> [Your task]: Listed below are entries; give the number of lines among them that include "Recreation", and only that number.

=== Data provided ===

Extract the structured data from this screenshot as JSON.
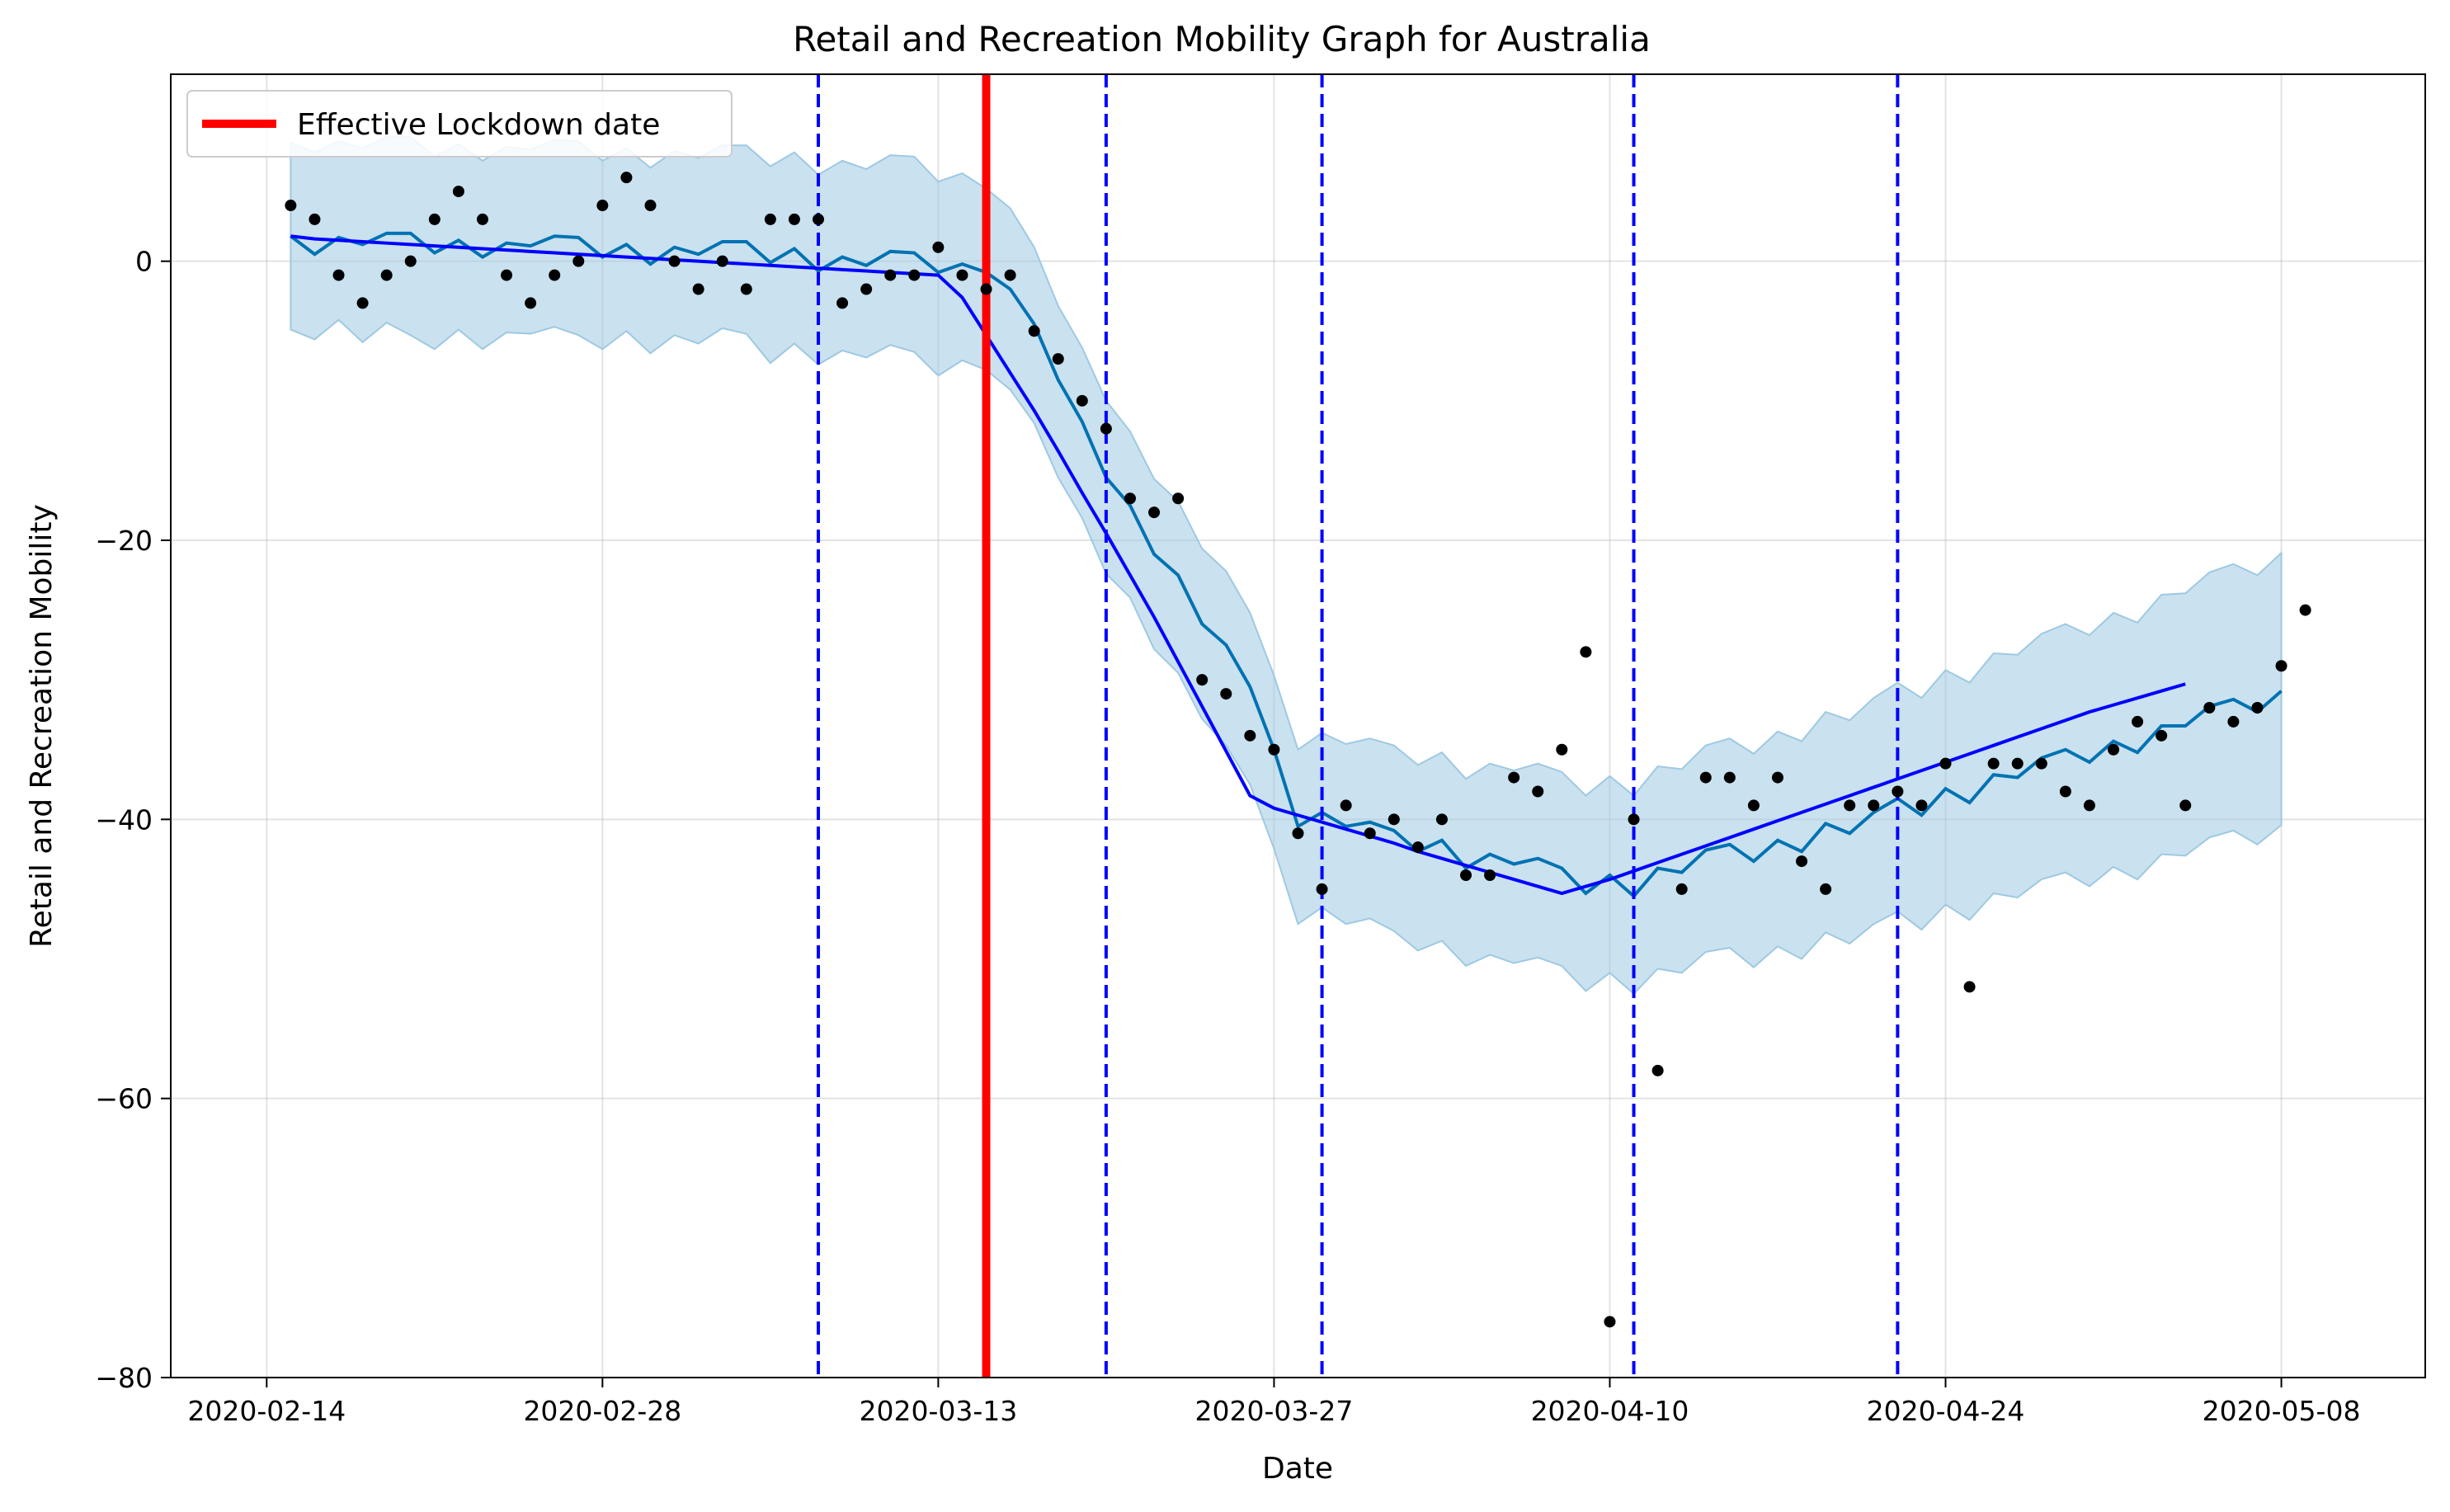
{
  "chart_data": {
    "type": "line",
    "title": "Retail and Recreation Mobility Graph for Australia",
    "xlabel": "Date",
    "ylabel": "Retail and Recreation Mobility",
    "x_start": "2020-02-15",
    "x_ticks": [
      "2020-02-14",
      "2020-02-28",
      "2020-03-13",
      "2020-03-27",
      "2020-04-10",
      "2020-04-24",
      "2020-05-08"
    ],
    "y_ticks": [
      0,
      -20,
      -40,
      -60,
      -80
    ],
    "xlim": [
      "2020-02-10",
      "2020-05-14"
    ],
    "ylim": [
      -80,
      13.4
    ],
    "grid": true,
    "legend": {
      "position": "top-left",
      "entries": [
        {
          "label": "Effective Lockdown date",
          "color": "#ff0000"
        }
      ]
    },
    "lockdown_date": "2020-03-15",
    "changepoint_dates": [
      "2020-03-08",
      "2020-03-20",
      "2020-03-29",
      "2020-04-11",
      "2020-04-22"
    ],
    "colors": {
      "points": "#000000",
      "prediction": "#0072b2",
      "trend": "#0000ff",
      "interval": "#9ec9e2",
      "lockdown": "#ff0000",
      "changepoint": "#0000ff"
    },
    "series": [
      {
        "type": "scatter",
        "values": [
          4,
          3,
          -1,
          -3,
          -1,
          0,
          3,
          5,
          3,
          -1,
          -3,
          -1,
          0,
          4,
          6,
          4,
          0,
          -2,
          0,
          -2,
          3,
          3,
          3,
          -3,
          -2,
          -1,
          -1,
          1,
          -1,
          -2,
          -1,
          -5,
          -7,
          -10,
          -12,
          -17,
          -18,
          -17,
          -30,
          -31,
          -34,
          -35,
          -41,
          -45,
          -39,
          -41,
          -40,
          -42,
          -40,
          -44,
          -44,
          -37,
          -38,
          -35,
          -28,
          -76,
          -40,
          -58,
          -45,
          -37,
          -37,
          -39,
          -37,
          -43,
          -45,
          -39,
          -39,
          -38,
          -39,
          -36,
          -52,
          -36,
          -36,
          -36,
          -38,
          -39,
          -35,
          -33,
          -34,
          -39,
          -32,
          -33,
          -32,
          -29,
          -25
        ]
      },
      {
        "type": "line",
        "values": [
          1.8,
          0.5,
          1.7,
          1.2,
          2.0,
          2.0,
          0.6,
          1.5,
          0.3,
          1.3,
          1.1,
          1.8,
          1.7,
          0.3,
          1.2,
          -0.2,
          1.0,
          0.5,
          1.4,
          1.4,
          -0.1,
          0.9,
          -0.7,
          0.3,
          -0.3,
          0.7,
          0.6,
          -0.8,
          -0.2,
          -0.8,
          -2.0,
          -4.5,
          -8.5,
          -11.5,
          -15.5,
          -17.5,
          -21.0,
          -22.5,
          -26.0,
          -27.5,
          -30.5,
          -35.0,
          -40.5,
          -39.5,
          -40.5,
          -40.2,
          -40.8,
          -42.3,
          -41.5,
          -43.5,
          -42.5,
          -43.2,
          -42.8,
          -43.5,
          -45.3,
          -44.0,
          -45.5,
          -43.5,
          -43.8,
          -42.2,
          -41.8,
          -43.0,
          -41.5,
          -42.3,
          -40.3,
          -41.0,
          -39.5,
          -38.5,
          -39.7,
          -37.8,
          -38.8,
          -36.8,
          -37.0,
          -35.6,
          -35.0,
          -35.9,
          -34.4,
          -35.2,
          -33.3,
          -33.3,
          -31.9,
          -31.4,
          -32.3,
          -30.8
        ]
      },
      {
        "type": "line",
        "values": [
          1.8,
          1.6,
          1.5,
          1.4,
          1.3,
          1.2,
          1.1,
          1.0,
          0.9,
          0.8,
          0.7,
          0.6,
          0.5,
          0.4,
          0.3,
          0.2,
          0.1,
          0.0,
          -0.1,
          -0.2,
          -0.3,
          -0.4,
          -0.5,
          -0.6,
          -0.7,
          -0.8,
          -0.9,
          -1.0,
          -2.6,
          -5.3,
          -8.0,
          -10.7,
          -13.6,
          -16.6,
          -19.5,
          -22.5,
          -25.5,
          -28.7,
          -31.9,
          -35.1,
          -38.3,
          -39.2,
          -39.7,
          -40.2,
          -40.7,
          -41.2,
          -41.7,
          -42.3,
          -42.8,
          -43.3,
          -43.8,
          -44.3,
          -44.8,
          -45.3,
          -44.8,
          -44.3,
          -43.7,
          -43.1,
          -42.5,
          -41.9,
          -41.3,
          -40.7,
          -40.1,
          -39.5,
          -38.9,
          -38.3,
          -37.7,
          -37.1,
          -36.5,
          -35.9,
          -35.3,
          -34.7,
          -34.1,
          -33.5,
          -32.9,
          -32.3,
          -31.8,
          -31.3,
          -30.8,
          -30.3
        ]
      }
    ],
    "interval": {
      "upper": [
        8.5,
        7.8,
        8.6,
        8.1,
        8.9,
        8.9,
        7.5,
        8.4,
        7.2,
        8.2,
        8.0,
        8.7,
        8.6,
        7.2,
        8.1,
        6.7,
        7.9,
        7.4,
        8.3,
        8.3,
        6.8,
        7.8,
        6.2,
        7.2,
        6.6,
        7.6,
        7.5,
        5.7,
        6.3,
        5.2,
        3.8,
        1.0,
        -3.2,
        -6.2,
        -10.0,
        -12.2,
        -15.6,
        -17.2,
        -20.6,
        -22.2,
        -25.2,
        -29.7,
        -35.0,
        -33.8,
        -34.6,
        -34.2,
        -34.7,
        -36.1,
        -35.2,
        -37.1,
        -36.0,
        -36.5,
        -36.0,
        -36.6,
        -38.3,
        -36.9,
        -38.3,
        -36.2,
        -36.4,
        -34.7,
        -34.2,
        -35.3,
        -33.7,
        -34.4,
        -32.3,
        -32.9,
        -31.3,
        -30.2,
        -31.3,
        -29.3,
        -30.2,
        -28.1,
        -28.2,
        -26.7,
        -26.0,
        -26.8,
        -25.2,
        -25.9,
        -23.9,
        -23.8,
        -22.3,
        -21.7,
        -22.5,
        -20.9
      ],
      "lower": [
        -4.9,
        -5.6,
        -4.2,
        -5.8,
        -4.4,
        -5.3,
        -6.3,
        -4.9,
        -6.3,
        -5.1,
        -5.2,
        -4.7,
        -5.3,
        -6.3,
        -5.0,
        -6.6,
        -5.3,
        -5.9,
        -4.8,
        -5.2,
        -7.3,
        -5.9,
        -7.4,
        -6.4,
        -6.9,
        -6.0,
        -6.5,
        -8.2,
        -7.1,
        -7.8,
        -9.2,
        -11.6,
        -15.5,
        -18.4,
        -22.4,
        -24.1,
        -27.8,
        -29.5,
        -32.8,
        -34.7,
        -37.5,
        -42.1,
        -47.5,
        -46.3,
        -47.5,
        -47.1,
        -48.0,
        -49.4,
        -48.7,
        -50.5,
        -49.7,
        -50.3,
        -49.9,
        -50.5,
        -52.3,
        -51.0,
        -52.5,
        -50.7,
        -51.0,
        -49.5,
        -49.2,
        -50.6,
        -49.1,
        -50.0,
        -48.1,
        -48.9,
        -47.5,
        -46.6,
        -47.9,
        -46.1,
        -47.2,
        -45.3,
        -45.6,
        -44.3,
        -43.8,
        -44.8,
        -43.4,
        -44.3,
        -42.5,
        -42.6,
        -41.3,
        -40.8,
        -41.8,
        -40.4
      ]
    }
  }
}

===

> [Final result]: 2